**Short exercise:** All of the lines below are to be printed again exactly; images are excluded from the output.

**Stored rows:**
## begin
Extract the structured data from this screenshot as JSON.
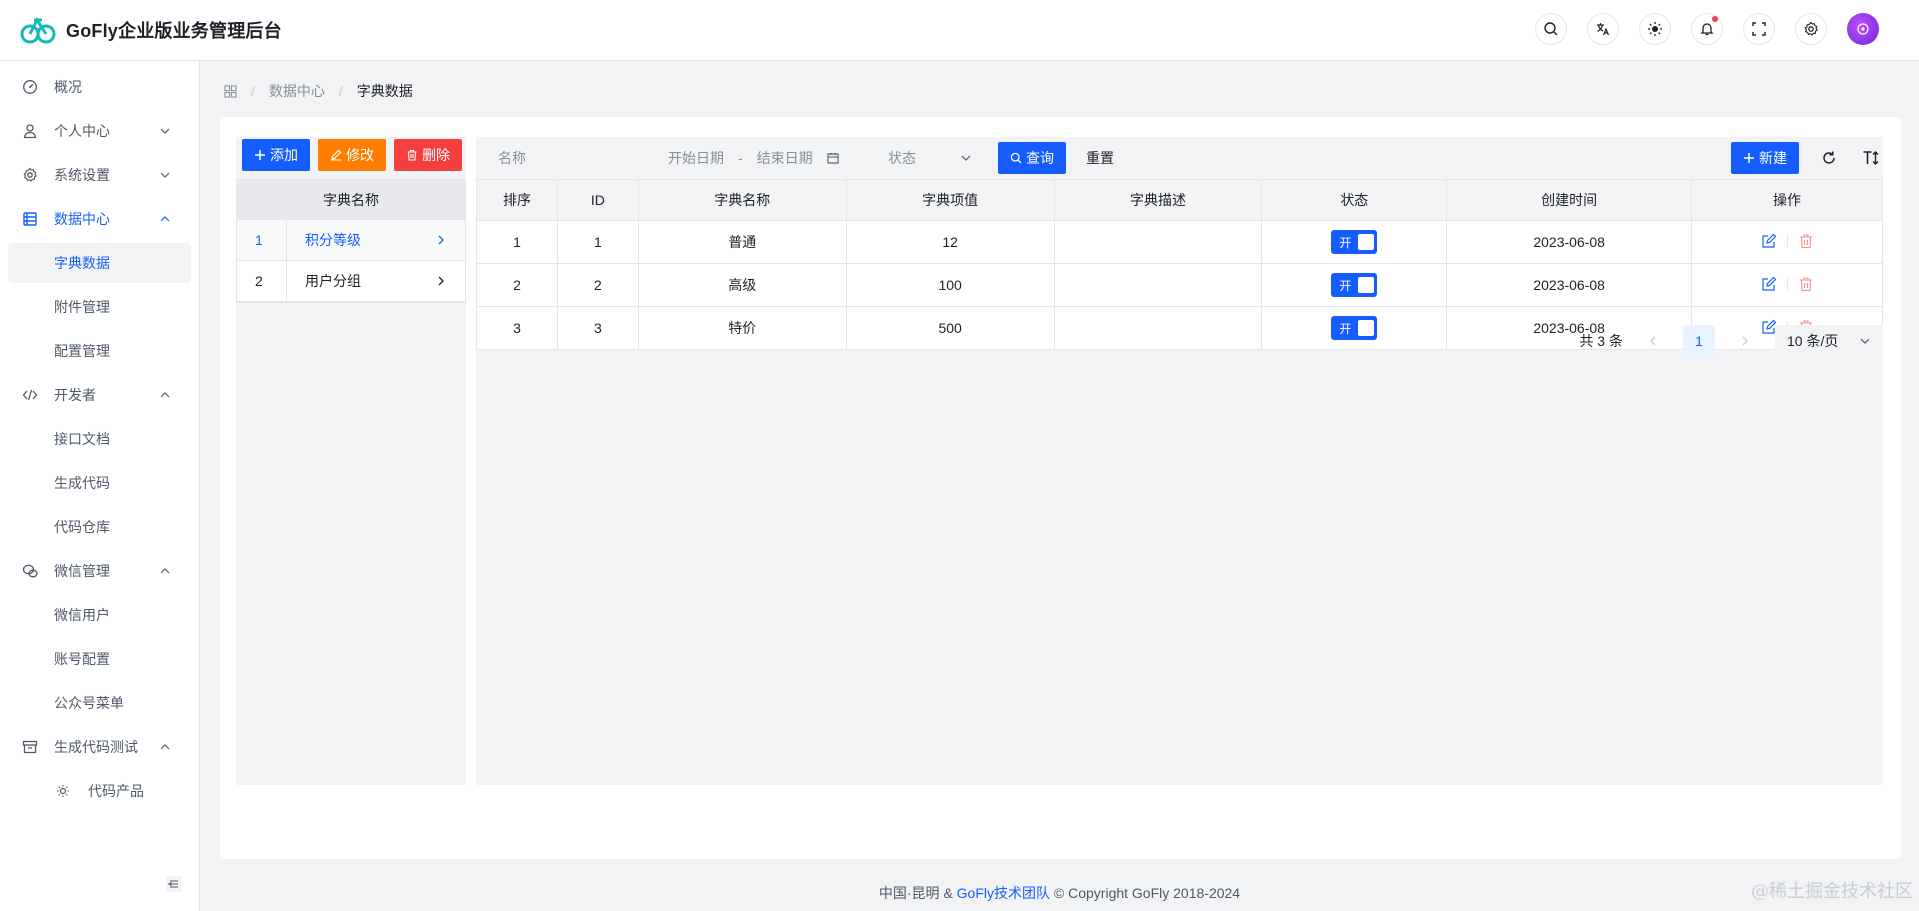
{
  "app": {
    "title": "GoFly企业版业务管理后台"
  },
  "sidebar": {
    "items": [
      {
        "label": "概况"
      },
      {
        "label": "个人中心"
      },
      {
        "label": "系统设置"
      },
      {
        "label": "数据中心"
      },
      {
        "label": "开发者"
      },
      {
        "label": "微信管理"
      },
      {
        "label": "生成代码测试"
      }
    ],
    "data_children": [
      {
        "label": "字典数据"
      },
      {
        "label": "附件管理"
      },
      {
        "label": "配置管理"
      }
    ],
    "dev_children": [
      {
        "label": "接口文档"
      },
      {
        "label": "生成代码"
      },
      {
        "label": "代码仓库"
      }
    ],
    "wechat_children": [
      {
        "label": "微信用户"
      },
      {
        "label": "账号配置"
      },
      {
        "label": "公众号菜单"
      }
    ],
    "gen_children": [
      {
        "label": "代码产品"
      }
    ]
  },
  "breadcrumb": {
    "level1": "数据中心",
    "level2": "字典数据",
    "sep": "/"
  },
  "left_panel": {
    "add_label": "添加",
    "edit_label": "修改",
    "delete_label": "删除",
    "header": "字典名称",
    "rows": [
      {
        "index": "1",
        "name": "积分等级"
      },
      {
        "index": "2",
        "name": "用户分组"
      }
    ]
  },
  "filters": {
    "name_placeholder": "名称",
    "start_date_placeholder": "开始日期",
    "date_separator": "-",
    "end_date_placeholder": "结束日期",
    "status_placeholder": "状态",
    "query_label": "查询",
    "reset_label": "重置",
    "new_label": "新建"
  },
  "table": {
    "headers": [
      "排序",
      "ID",
      "字典名称",
      "字典项值",
      "字典描述",
      "状态",
      "创建时间",
      "操作"
    ],
    "rows": [
      {
        "order": "1",
        "id": "1",
        "name": "普通",
        "value": "12",
        "desc": "",
        "status": "开",
        "created": "2023-06-08"
      },
      {
        "order": "2",
        "id": "2",
        "name": "高级",
        "value": "100",
        "desc": "",
        "status": "开",
        "created": "2023-06-08"
      },
      {
        "order": "3",
        "id": "3",
        "name": "特价",
        "value": "500",
        "desc": "",
        "status": "开",
        "created": "2023-06-08"
      }
    ]
  },
  "pagination": {
    "total": "共 3 条",
    "current": "1",
    "page_size": "10 条/页"
  },
  "footer": {
    "prefix": "中国·昆明 & ",
    "team": "GoFly技术团队",
    "suffix": " © Copyright GoFly 2018-2024"
  },
  "watermark": "@稀土掘金技术社区",
  "colors": {
    "primary": "#165dff",
    "orange": "#ff7d00",
    "danger": "#f53f3f"
  }
}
## end
**Complete response:**
Extract the structured data from this screenshot as JSON.
{
  "app": {
    "title": "GoFly企业版业务管理后台"
  },
  "sidebar": {
    "items": [
      {
        "label": "概况"
      },
      {
        "label": "个人中心"
      },
      {
        "label": "系统设置"
      },
      {
        "label": "数据中心"
      },
      {
        "label": "开发者"
      },
      {
        "label": "微信管理"
      },
      {
        "label": "生成代码测试"
      }
    ],
    "data_children": [
      {
        "label": "字典数据"
      },
      {
        "label": "附件管理"
      },
      {
        "label": "配置管理"
      }
    ],
    "dev_children": [
      {
        "label": "接口文档"
      },
      {
        "label": "生成代码"
      },
      {
        "label": "代码仓库"
      }
    ],
    "wechat_children": [
      {
        "label": "微信用户"
      },
      {
        "label": "账号配置"
      },
      {
        "label": "公众号菜单"
      }
    ],
    "gen_children": [
      {
        "label": "代码产品"
      }
    ]
  },
  "breadcrumb": {
    "level1": "数据中心",
    "level2": "字典数据",
    "sep": "/"
  },
  "left_panel": {
    "add_label": "添加",
    "edit_label": "修改",
    "delete_label": "删除",
    "header": "字典名称",
    "rows": [
      {
        "index": "1",
        "name": "积分等级"
      },
      {
        "index": "2",
        "name": "用户分组"
      }
    ]
  },
  "filters": {
    "name_placeholder": "名称",
    "start_date_placeholder": "开始日期",
    "date_separator": "-",
    "end_date_placeholder": "结束日期",
    "status_placeholder": "状态",
    "query_label": "查询",
    "reset_label": "重置",
    "new_label": "新建"
  },
  "table": {
    "headers": [
      "排序",
      "ID",
      "字典名称",
      "字典项值",
      "字典描述",
      "状态",
      "创建时间",
      "操作"
    ],
    "rows": [
      {
        "order": "1",
        "id": "1",
        "name": "普通",
        "value": "12",
        "desc": "",
        "status": "开",
        "created": "2023-06-08"
      },
      {
        "order": "2",
        "id": "2",
        "name": "高级",
        "value": "100",
        "desc": "",
        "status": "开",
        "created": "2023-06-08"
      },
      {
        "order": "3",
        "id": "3",
        "name": "特价",
        "value": "500",
        "desc": "",
        "status": "开",
        "created": "2023-06-08"
      }
    ]
  },
  "pagination": {
    "total": "共 3 条",
    "current": "1",
    "page_size": "10 条/页"
  },
  "footer": {
    "prefix": "中国·昆明 & ",
    "team": "GoFly技术团队",
    "suffix": " © Copyright GoFly 2018-2024"
  },
  "watermark": "@稀土掘金技术社区",
  "colors": {
    "primary": "#165dff",
    "orange": "#ff7d00",
    "danger": "#f53f3f"
  }
}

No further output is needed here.